Every line that holds the string "einseitig" is to be identified and copied.

══════════

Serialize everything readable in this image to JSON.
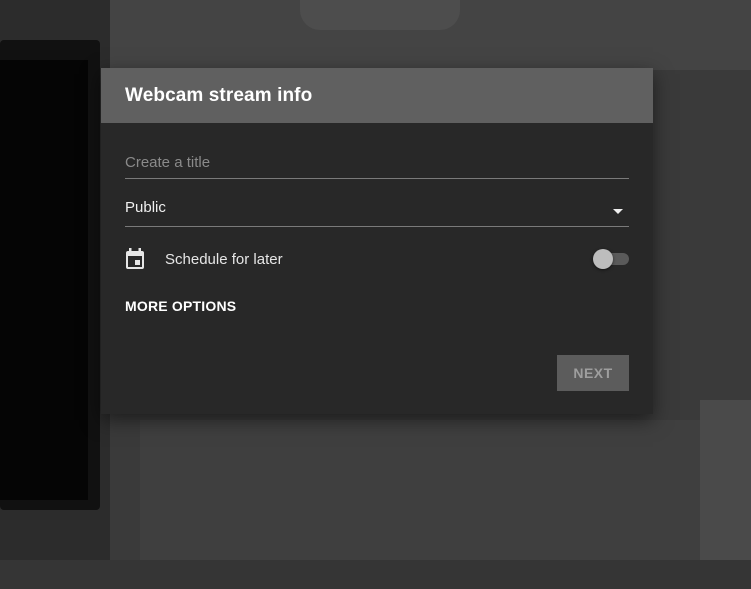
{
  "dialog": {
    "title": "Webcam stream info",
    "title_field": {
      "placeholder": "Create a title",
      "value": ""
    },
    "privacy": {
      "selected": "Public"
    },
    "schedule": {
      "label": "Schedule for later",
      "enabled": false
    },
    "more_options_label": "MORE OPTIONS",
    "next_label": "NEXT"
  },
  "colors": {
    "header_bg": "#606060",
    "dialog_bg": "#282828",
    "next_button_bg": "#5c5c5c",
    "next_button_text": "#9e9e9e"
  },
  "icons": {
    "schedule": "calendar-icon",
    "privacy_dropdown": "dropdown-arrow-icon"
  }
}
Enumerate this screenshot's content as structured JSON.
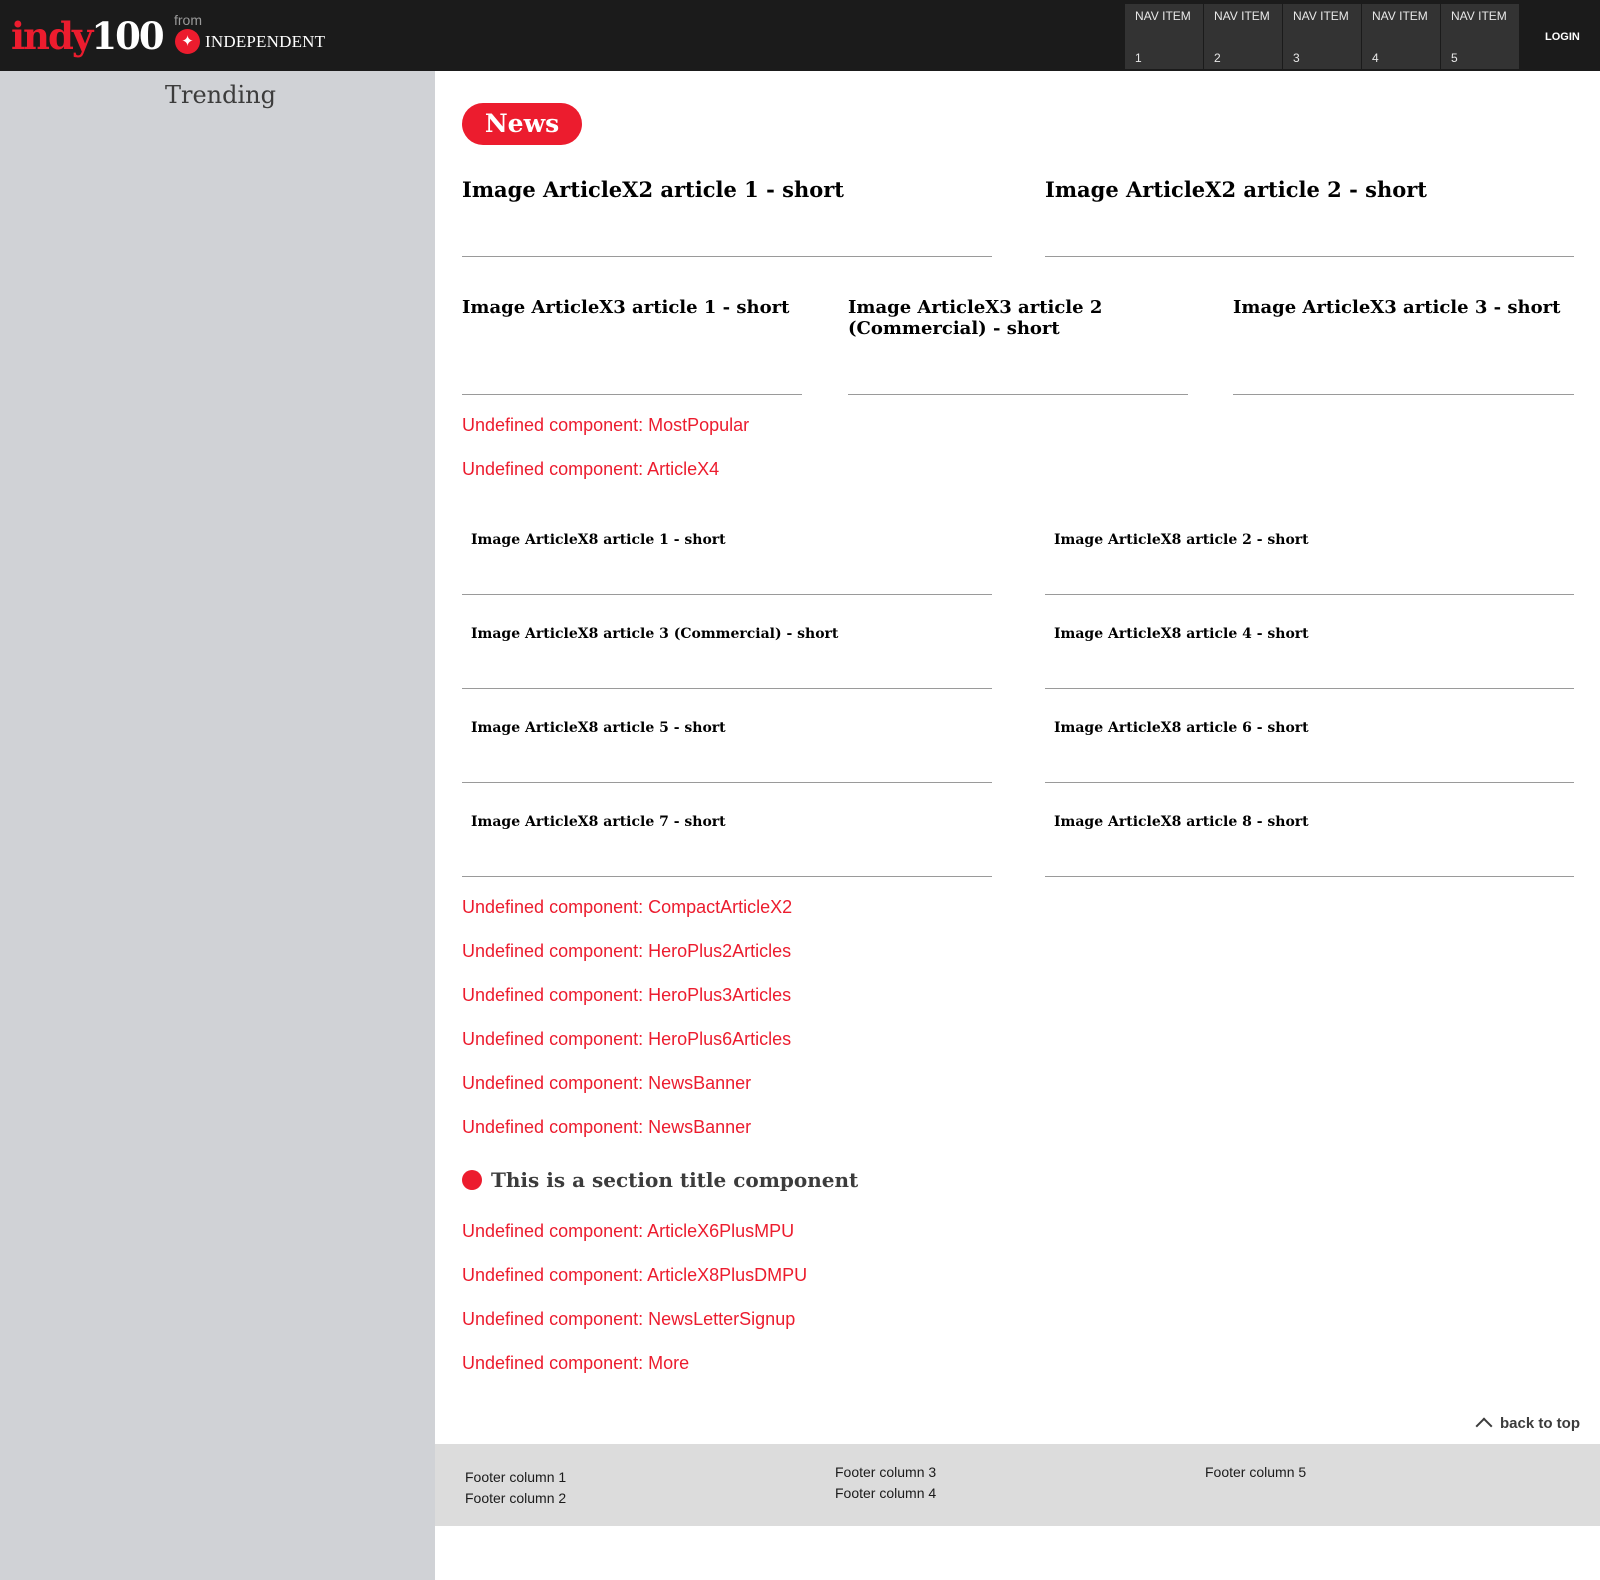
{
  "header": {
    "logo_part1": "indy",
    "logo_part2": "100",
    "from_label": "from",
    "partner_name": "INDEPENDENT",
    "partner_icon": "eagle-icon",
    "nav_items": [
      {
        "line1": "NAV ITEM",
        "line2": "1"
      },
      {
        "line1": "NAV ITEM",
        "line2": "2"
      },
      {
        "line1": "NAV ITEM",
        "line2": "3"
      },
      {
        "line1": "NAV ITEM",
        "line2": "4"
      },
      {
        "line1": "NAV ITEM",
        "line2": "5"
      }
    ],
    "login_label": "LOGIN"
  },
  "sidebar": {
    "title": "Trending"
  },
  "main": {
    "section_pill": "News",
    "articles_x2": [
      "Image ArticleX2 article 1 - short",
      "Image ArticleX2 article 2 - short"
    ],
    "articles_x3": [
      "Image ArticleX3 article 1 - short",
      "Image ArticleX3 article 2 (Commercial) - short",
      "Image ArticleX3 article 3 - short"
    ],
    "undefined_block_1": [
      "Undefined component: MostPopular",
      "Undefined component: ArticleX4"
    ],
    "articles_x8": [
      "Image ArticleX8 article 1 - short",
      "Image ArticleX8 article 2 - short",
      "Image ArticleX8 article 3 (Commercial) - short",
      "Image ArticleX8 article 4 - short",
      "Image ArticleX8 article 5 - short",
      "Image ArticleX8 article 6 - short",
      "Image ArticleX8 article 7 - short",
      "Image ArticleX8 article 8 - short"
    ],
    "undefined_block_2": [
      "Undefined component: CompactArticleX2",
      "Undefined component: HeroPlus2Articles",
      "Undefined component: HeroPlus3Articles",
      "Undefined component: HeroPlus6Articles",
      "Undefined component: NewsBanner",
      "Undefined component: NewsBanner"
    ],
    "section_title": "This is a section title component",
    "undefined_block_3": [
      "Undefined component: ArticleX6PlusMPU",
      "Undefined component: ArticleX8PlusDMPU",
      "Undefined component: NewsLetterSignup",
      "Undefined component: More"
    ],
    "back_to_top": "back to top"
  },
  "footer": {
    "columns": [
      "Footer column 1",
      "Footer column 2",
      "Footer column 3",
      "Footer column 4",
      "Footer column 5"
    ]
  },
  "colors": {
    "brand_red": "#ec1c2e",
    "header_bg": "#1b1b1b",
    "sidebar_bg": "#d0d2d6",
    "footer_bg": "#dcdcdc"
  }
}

══════════

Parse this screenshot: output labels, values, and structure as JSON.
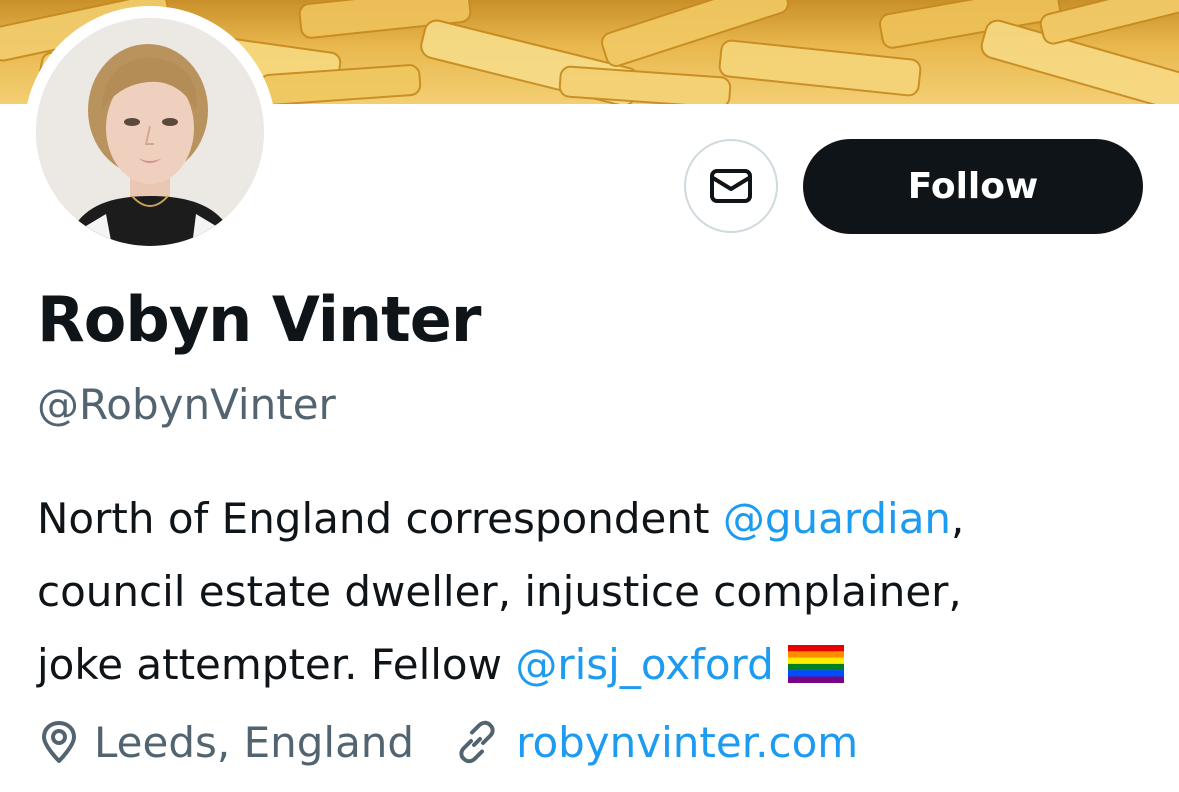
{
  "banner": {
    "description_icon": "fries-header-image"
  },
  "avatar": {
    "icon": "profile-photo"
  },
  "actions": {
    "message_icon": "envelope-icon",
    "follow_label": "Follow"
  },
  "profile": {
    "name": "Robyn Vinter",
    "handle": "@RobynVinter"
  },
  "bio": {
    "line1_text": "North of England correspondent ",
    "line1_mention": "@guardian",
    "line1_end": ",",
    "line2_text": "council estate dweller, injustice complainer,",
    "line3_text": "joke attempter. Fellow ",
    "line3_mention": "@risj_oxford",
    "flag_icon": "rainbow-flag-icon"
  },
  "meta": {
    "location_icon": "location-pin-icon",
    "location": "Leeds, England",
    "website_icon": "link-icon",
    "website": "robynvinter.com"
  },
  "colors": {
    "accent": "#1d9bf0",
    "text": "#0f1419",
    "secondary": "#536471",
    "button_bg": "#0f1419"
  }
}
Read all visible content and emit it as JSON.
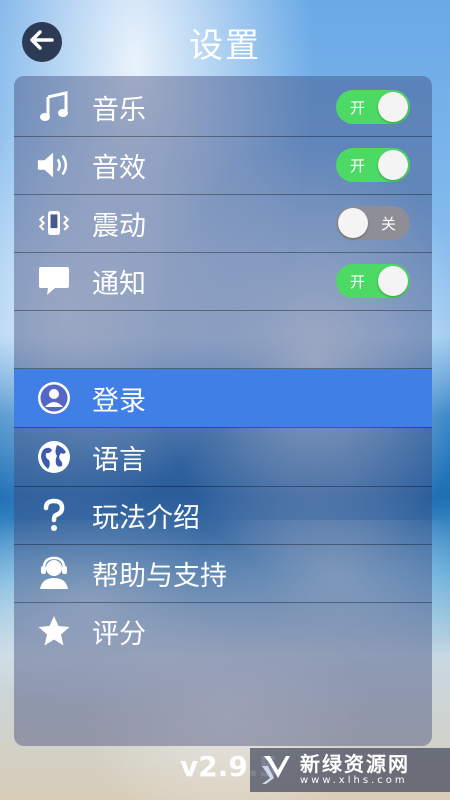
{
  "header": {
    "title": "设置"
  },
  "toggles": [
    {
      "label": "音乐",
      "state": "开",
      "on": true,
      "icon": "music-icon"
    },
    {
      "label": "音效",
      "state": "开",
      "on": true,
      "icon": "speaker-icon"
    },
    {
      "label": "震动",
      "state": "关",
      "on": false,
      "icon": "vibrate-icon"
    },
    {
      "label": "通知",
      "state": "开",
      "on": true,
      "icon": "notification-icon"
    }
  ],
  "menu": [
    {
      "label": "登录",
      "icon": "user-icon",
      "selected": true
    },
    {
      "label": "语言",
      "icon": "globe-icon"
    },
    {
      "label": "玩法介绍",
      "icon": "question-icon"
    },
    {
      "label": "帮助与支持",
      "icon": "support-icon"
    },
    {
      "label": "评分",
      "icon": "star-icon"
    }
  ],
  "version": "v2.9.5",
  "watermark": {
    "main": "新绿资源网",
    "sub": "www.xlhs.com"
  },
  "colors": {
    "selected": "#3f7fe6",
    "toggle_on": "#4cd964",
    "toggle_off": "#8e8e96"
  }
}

══════════

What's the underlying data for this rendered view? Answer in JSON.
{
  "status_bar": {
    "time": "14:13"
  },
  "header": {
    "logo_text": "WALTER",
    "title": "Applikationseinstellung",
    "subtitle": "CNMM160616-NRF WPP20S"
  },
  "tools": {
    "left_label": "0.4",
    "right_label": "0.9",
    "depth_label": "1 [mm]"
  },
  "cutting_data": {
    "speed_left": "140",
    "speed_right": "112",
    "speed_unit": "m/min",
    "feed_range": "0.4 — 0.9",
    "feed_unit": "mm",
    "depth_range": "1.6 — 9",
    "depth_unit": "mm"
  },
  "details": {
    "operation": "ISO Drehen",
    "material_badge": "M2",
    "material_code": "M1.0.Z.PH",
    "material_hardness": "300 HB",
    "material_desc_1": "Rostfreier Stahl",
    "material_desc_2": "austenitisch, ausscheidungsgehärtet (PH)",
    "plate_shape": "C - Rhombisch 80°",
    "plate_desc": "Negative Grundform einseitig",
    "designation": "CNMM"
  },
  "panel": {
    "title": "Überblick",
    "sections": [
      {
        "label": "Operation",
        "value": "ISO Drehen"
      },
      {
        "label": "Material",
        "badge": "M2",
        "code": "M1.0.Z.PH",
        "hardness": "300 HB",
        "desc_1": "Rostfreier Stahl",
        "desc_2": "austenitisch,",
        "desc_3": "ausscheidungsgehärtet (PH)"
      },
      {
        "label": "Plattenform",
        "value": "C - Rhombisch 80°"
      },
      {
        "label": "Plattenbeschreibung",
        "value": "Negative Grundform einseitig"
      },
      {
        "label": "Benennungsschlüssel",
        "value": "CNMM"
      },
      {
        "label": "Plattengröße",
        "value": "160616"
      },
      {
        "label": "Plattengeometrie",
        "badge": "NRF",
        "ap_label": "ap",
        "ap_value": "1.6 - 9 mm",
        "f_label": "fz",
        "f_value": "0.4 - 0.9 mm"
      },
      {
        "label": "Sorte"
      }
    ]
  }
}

══════════

Result below:
    "plate_desc": "Negative Grundform einseitig",
        "value": "Negative Grundform einseitig"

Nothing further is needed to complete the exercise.